Working data
::::::::

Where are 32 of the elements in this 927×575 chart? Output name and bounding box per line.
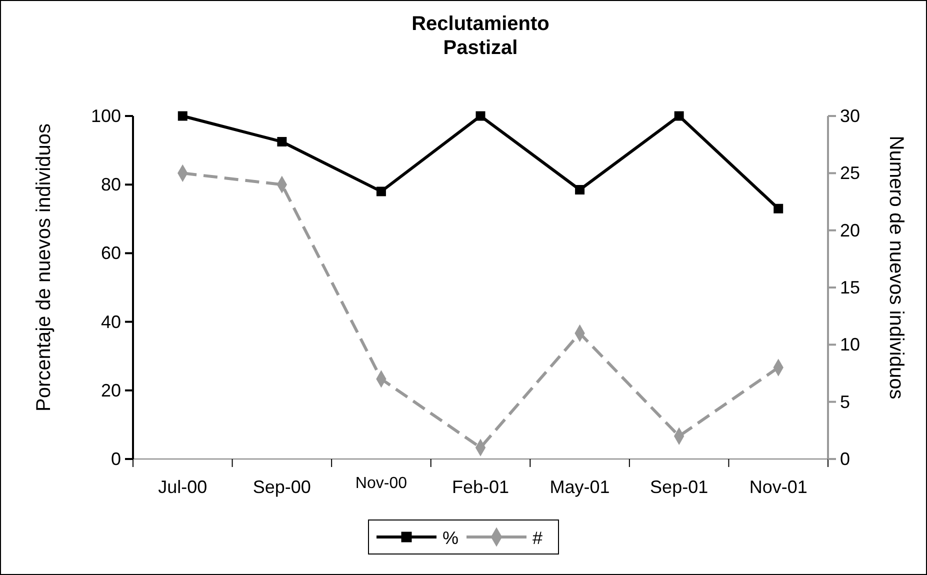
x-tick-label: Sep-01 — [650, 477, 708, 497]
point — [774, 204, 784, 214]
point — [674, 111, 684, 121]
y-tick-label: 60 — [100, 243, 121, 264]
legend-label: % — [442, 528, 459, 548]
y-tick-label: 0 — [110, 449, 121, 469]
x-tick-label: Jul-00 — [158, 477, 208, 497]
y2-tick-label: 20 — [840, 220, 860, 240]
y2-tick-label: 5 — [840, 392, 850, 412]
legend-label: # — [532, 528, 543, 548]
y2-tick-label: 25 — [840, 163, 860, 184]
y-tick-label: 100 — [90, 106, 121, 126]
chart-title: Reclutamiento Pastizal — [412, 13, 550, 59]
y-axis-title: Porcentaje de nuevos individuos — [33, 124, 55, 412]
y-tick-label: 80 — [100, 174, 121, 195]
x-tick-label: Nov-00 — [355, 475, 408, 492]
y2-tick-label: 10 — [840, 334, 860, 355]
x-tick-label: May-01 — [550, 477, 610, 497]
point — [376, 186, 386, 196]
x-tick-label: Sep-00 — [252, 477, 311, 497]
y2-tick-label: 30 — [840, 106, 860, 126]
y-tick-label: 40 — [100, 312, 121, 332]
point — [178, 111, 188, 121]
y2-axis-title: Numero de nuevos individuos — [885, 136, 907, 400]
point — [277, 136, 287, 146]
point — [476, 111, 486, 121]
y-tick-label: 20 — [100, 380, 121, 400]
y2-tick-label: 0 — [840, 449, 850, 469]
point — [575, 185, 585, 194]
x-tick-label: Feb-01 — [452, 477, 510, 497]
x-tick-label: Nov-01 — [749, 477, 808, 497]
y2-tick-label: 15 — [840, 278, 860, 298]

::::::::

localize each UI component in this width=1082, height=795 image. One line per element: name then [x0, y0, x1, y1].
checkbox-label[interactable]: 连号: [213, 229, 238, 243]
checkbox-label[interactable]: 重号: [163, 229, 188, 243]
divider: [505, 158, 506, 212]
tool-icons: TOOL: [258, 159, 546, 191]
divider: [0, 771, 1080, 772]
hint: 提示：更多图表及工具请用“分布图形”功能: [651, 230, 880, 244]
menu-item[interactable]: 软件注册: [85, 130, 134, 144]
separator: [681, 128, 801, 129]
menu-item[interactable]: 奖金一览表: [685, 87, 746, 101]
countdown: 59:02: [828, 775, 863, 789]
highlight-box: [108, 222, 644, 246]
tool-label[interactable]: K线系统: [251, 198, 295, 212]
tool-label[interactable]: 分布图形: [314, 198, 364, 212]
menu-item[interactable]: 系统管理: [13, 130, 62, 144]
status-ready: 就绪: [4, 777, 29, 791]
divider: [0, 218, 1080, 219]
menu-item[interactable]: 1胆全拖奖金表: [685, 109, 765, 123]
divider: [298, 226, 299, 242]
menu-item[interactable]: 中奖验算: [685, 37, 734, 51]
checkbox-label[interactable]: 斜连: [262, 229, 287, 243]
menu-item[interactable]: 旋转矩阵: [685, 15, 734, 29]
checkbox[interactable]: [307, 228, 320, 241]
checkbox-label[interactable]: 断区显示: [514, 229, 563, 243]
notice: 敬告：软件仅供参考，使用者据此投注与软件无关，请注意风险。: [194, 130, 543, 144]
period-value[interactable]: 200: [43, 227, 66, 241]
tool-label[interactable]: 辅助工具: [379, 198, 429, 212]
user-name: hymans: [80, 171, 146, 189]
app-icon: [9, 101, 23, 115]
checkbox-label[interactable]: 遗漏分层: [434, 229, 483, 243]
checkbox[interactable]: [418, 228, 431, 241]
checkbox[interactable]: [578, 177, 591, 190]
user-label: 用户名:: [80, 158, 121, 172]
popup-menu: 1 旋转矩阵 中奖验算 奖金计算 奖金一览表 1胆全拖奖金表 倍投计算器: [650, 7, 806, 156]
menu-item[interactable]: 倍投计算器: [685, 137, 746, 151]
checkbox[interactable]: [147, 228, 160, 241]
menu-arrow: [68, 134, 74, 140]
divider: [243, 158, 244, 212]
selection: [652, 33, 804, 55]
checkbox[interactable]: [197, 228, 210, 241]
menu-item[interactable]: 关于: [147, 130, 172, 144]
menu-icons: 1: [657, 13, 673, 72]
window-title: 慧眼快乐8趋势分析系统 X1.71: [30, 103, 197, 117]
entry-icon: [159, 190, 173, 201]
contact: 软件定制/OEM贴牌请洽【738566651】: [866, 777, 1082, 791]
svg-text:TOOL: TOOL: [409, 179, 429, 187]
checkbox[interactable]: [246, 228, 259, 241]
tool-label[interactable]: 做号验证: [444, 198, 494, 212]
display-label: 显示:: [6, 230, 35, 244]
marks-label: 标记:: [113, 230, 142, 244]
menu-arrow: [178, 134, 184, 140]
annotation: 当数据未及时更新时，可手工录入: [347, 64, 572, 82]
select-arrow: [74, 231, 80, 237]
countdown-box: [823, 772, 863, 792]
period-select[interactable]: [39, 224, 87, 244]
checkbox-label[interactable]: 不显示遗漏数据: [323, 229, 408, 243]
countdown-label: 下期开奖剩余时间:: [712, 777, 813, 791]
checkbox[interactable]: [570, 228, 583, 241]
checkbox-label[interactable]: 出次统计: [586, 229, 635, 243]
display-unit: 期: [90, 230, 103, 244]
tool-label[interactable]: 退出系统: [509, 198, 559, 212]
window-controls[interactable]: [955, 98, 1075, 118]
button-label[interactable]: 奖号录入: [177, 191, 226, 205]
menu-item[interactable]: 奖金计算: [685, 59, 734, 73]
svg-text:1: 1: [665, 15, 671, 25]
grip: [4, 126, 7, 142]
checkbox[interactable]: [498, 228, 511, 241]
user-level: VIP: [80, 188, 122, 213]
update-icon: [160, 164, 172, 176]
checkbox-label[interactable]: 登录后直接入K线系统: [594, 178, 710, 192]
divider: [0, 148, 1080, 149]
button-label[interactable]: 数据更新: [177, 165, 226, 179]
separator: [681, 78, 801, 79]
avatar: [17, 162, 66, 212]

::::::::

Requirements
Copy out the items in Block 1 without any changes, starting at the line containing "x-tick-label: Sep-01 — [650, 477, 708, 497]" and running through the line containing "y2-tick-label: 20 — [840, 220, 860, 240]", including both of those lines.

Exercise result
x-tick-label: Sep-01 — [650, 477, 708, 497]
point — [774, 204, 784, 214]
point — [674, 111, 684, 121]
y-tick-label: 60 — [100, 243, 121, 264]
legend-label: % — [442, 528, 459, 548]
y-tick-label: 0 — [110, 449, 121, 469]
x-tick-label: Jul-00 — [158, 477, 208, 497]
y2-tick-label: 20 — [840, 220, 860, 240]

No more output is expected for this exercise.